Repeat the data verbatim.

%%

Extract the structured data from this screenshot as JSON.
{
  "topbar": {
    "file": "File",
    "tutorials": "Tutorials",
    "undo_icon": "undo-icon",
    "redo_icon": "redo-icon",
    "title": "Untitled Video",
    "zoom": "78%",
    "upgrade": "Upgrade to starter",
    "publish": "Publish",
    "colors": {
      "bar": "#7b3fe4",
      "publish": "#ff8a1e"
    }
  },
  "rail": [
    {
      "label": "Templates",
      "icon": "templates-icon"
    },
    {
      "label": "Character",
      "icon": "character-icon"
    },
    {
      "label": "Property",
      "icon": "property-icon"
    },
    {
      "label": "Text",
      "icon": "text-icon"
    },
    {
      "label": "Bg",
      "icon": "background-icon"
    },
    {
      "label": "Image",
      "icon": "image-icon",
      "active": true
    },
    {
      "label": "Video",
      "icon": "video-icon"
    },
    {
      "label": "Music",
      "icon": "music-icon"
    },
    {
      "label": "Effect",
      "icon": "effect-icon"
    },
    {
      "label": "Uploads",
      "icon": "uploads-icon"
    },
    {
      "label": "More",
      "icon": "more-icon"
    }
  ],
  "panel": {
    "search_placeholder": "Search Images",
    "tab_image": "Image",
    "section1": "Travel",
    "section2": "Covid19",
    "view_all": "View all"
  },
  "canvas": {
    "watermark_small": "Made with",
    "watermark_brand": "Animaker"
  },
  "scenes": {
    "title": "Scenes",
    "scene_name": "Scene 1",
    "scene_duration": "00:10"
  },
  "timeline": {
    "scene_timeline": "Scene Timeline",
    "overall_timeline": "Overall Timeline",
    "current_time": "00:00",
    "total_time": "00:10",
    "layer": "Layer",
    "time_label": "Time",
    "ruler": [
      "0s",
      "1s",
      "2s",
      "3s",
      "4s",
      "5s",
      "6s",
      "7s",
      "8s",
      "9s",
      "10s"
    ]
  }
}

%%

Answer to this task:
Extract the structured data from this screenshot as JSON.
{
  "topbar": {
    "file": "File",
    "tutorials": "Tutorials",
    "undo_icon": "undo-icon",
    "redo_icon": "redo-icon",
    "title": "Untitled Video",
    "zoom": "78%",
    "upgrade": "Upgrade to starter",
    "publish": "Publish",
    "colors": {
      "bar": "#7b3fe4",
      "publish": "#ff8a1e"
    }
  },
  "rail": [
    {
      "label": "Templates",
      "icon": "templates-icon"
    },
    {
      "label": "Character",
      "icon": "character-icon"
    },
    {
      "label": "Property",
      "icon": "property-icon"
    },
    {
      "label": "Text",
      "icon": "text-icon"
    },
    {
      "label": "Bg",
      "icon": "background-icon"
    },
    {
      "label": "Image",
      "icon": "image-icon",
      "active": true
    },
    {
      "label": "Video",
      "icon": "video-icon"
    },
    {
      "label": "Music",
      "icon": "music-icon"
    },
    {
      "label": "Effect",
      "icon": "effect-icon"
    },
    {
      "label": "Uploads",
      "icon": "uploads-icon"
    },
    {
      "label": "More",
      "icon": "more-icon"
    }
  ],
  "panel": {
    "search_placeholder": "Search Images",
    "tab_image": "Image",
    "section1": "Travel",
    "section2": "Covid19",
    "view_all": "View all"
  },
  "canvas": {
    "watermark_small": "Made with",
    "watermark_brand": "Animaker"
  },
  "scenes": {
    "title": "Scenes",
    "scene_name": "Scene 1",
    "scene_duration": "00:10"
  },
  "timeline": {
    "scene_timeline": "Scene Timeline",
    "overall_timeline": "Overall Timeline",
    "current_time": "00:00",
    "total_time": "00:10",
    "layer": "Layer",
    "time_label": "Time",
    "ruler": [
      "0s",
      "1s",
      "2s",
      "3s",
      "4s",
      "5s",
      "6s",
      "7s",
      "8s",
      "9s",
      "10s"
    ]
  }
}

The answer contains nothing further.